Stored data entries
>>>

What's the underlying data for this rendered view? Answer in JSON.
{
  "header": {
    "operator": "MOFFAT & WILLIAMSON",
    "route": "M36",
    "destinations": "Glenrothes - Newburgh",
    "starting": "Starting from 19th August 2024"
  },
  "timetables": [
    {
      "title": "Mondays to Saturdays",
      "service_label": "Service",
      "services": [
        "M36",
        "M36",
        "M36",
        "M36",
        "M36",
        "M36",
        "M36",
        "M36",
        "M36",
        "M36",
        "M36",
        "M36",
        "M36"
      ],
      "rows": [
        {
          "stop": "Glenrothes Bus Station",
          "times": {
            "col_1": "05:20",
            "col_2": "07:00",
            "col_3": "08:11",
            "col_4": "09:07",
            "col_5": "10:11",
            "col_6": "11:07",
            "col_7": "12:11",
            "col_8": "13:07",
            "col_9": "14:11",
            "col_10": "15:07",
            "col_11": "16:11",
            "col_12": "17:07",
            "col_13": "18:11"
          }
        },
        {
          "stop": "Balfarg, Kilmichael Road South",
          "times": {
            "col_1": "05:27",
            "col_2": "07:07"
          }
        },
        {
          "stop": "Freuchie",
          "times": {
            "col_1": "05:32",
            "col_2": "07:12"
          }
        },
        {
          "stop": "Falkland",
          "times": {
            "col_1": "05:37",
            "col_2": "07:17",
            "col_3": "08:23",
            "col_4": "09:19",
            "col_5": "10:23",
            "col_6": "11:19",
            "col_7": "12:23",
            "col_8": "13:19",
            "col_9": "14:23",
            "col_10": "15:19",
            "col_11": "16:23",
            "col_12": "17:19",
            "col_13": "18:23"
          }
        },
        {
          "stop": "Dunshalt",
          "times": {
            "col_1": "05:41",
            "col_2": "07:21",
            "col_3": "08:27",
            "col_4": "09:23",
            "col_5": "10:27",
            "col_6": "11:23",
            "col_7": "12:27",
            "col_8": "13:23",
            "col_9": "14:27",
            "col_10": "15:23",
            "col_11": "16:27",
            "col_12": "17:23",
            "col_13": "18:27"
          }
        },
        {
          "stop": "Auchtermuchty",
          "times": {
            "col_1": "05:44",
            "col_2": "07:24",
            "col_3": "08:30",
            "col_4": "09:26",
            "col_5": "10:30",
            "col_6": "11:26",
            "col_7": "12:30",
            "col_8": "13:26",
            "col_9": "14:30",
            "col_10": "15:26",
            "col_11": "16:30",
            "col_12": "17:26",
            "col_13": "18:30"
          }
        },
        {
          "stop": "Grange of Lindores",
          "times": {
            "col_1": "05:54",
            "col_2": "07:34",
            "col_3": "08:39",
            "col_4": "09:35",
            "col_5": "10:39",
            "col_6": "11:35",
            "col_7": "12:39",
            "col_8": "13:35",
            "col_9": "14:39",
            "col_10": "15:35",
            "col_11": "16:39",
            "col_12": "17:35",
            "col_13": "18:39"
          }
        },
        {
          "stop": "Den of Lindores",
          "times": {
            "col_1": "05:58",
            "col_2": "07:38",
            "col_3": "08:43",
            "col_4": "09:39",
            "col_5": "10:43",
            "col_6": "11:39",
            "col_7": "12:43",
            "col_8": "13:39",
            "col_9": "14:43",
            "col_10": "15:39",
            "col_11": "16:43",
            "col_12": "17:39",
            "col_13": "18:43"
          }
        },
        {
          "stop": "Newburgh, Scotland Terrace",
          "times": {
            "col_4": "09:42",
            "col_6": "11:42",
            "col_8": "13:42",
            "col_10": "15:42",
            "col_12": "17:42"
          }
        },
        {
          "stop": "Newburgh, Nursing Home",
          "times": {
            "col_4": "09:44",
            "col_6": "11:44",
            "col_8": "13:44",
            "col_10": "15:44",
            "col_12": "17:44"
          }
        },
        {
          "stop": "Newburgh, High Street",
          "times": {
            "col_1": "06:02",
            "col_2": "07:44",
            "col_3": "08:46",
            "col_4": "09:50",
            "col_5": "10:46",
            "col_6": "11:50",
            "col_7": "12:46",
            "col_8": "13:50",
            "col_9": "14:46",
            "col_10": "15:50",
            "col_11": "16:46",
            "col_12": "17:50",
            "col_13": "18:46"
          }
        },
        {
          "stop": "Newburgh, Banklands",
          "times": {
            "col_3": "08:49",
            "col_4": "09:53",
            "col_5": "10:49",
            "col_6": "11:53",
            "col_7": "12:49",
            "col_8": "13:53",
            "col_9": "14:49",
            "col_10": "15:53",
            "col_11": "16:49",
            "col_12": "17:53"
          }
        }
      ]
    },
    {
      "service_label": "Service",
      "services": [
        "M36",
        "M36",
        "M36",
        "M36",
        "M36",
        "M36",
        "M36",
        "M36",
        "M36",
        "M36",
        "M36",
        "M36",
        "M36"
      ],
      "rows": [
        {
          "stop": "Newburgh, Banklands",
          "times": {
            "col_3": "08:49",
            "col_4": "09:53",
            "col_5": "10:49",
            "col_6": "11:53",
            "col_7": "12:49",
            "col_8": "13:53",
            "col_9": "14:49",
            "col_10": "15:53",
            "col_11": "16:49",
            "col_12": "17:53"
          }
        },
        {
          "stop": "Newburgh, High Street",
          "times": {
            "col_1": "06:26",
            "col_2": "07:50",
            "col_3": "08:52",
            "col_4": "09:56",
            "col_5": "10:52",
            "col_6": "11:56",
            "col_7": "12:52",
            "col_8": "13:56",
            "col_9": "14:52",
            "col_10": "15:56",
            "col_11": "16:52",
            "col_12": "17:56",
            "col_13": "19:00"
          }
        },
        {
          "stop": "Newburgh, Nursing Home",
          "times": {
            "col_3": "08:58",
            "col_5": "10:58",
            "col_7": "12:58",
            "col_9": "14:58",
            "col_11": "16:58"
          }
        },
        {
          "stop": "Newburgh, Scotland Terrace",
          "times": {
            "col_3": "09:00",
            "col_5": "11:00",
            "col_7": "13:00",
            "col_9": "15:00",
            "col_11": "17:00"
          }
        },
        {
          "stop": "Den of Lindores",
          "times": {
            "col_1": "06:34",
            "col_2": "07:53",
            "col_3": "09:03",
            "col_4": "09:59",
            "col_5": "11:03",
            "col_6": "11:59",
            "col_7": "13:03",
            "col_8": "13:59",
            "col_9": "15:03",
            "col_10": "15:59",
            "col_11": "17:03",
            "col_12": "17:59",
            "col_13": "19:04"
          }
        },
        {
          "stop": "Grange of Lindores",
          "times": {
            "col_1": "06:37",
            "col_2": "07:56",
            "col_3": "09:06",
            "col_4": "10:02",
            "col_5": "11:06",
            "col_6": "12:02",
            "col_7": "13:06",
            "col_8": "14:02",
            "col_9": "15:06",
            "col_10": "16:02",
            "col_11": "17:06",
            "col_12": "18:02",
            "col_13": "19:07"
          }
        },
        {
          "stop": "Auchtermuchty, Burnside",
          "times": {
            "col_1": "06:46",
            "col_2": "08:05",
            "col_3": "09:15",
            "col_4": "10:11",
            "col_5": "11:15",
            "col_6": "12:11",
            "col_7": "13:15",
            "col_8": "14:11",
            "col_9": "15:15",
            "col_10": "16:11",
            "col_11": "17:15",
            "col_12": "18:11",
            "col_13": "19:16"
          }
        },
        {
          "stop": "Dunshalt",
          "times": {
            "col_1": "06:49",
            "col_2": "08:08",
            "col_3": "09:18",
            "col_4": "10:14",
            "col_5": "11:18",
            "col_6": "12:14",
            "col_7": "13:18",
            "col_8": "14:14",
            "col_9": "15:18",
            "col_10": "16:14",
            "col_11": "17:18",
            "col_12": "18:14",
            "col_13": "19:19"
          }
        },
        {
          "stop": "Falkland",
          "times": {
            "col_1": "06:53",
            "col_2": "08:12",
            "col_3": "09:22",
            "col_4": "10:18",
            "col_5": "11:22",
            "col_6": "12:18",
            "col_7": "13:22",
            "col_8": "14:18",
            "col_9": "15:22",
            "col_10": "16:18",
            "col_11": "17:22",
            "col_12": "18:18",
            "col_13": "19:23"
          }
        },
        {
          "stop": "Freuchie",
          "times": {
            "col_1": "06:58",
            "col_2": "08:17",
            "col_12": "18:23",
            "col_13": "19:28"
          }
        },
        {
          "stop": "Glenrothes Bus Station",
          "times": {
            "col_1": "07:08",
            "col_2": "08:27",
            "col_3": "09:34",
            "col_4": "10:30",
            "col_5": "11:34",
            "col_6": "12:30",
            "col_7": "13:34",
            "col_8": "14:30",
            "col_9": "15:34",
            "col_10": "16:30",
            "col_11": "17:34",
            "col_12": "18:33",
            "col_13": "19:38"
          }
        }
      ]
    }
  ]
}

<<<

Task goal
Pull out and copy each line containing the string "Auchtermuchty".

Problem solution
          "stop": "Auchtermuchty",
          "stop": "Auchtermuchty, Burnside",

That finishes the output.